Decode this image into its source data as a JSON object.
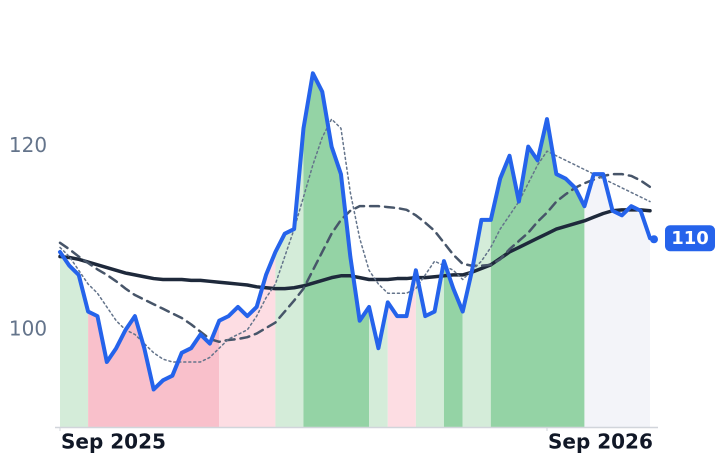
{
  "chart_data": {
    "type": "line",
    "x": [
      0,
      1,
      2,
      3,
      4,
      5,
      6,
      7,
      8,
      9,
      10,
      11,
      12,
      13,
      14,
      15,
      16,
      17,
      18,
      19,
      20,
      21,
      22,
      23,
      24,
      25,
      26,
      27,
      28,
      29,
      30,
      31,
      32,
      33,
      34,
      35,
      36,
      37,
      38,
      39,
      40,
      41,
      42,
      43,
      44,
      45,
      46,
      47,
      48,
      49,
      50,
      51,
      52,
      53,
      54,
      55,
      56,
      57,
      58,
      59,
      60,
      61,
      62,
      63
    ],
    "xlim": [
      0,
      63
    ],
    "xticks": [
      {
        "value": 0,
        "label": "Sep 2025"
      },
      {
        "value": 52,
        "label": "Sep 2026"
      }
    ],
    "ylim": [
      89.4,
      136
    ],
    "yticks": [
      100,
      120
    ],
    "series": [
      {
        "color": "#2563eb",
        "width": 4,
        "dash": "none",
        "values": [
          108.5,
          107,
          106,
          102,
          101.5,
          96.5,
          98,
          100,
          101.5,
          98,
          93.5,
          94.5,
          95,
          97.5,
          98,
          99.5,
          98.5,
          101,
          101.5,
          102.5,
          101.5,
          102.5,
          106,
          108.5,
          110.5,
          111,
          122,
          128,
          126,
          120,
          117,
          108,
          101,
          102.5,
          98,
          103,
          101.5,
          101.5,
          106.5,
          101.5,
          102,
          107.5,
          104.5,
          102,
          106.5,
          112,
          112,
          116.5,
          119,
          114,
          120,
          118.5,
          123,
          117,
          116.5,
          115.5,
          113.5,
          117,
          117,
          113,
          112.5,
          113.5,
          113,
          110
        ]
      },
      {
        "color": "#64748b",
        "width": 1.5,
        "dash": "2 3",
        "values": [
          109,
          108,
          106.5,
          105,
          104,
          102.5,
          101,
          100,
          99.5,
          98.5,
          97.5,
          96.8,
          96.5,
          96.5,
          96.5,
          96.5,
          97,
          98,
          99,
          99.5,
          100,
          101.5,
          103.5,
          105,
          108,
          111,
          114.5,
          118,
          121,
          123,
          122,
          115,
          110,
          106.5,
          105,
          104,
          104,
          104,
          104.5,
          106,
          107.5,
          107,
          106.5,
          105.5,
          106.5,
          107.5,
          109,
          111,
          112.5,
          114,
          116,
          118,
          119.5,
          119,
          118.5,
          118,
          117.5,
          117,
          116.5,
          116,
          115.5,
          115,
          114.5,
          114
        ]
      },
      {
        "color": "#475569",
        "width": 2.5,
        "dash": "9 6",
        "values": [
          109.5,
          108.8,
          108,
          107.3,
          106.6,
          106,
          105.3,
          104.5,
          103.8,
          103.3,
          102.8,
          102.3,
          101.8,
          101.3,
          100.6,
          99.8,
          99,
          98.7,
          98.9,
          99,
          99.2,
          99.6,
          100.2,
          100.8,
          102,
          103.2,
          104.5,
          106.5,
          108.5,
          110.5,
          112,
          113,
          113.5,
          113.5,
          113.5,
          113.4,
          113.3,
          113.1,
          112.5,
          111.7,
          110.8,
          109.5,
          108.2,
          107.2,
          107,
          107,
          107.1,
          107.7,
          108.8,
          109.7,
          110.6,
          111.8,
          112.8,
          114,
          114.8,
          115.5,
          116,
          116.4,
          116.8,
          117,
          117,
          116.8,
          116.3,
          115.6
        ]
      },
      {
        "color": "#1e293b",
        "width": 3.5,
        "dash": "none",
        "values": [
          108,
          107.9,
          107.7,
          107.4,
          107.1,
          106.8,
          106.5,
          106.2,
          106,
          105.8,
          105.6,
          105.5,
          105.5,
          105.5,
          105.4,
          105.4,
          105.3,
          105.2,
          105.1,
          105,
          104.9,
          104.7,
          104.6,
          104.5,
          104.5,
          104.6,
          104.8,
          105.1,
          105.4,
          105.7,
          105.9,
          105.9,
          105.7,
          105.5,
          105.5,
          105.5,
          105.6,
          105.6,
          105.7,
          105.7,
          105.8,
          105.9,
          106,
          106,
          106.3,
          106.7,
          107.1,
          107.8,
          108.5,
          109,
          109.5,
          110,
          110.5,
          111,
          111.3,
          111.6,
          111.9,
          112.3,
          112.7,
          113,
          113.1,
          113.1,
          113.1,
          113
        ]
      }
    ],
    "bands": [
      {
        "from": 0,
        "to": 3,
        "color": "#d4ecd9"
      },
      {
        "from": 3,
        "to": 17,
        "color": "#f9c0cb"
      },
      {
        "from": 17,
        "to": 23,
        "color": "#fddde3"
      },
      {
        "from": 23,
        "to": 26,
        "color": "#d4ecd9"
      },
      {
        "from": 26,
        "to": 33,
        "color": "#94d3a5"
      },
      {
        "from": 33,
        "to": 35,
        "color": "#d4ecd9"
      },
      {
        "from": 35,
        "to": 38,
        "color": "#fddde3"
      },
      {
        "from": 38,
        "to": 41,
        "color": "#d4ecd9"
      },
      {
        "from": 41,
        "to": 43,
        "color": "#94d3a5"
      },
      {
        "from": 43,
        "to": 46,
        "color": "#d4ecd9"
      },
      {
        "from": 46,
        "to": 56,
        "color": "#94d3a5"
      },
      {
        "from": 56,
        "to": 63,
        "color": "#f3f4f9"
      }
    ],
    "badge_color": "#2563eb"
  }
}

◆ ◆ ◆ ◆

Your answer should be only the number of lines that hold the word "from".

#### [OUTPUT OF THE EXERCISE]
12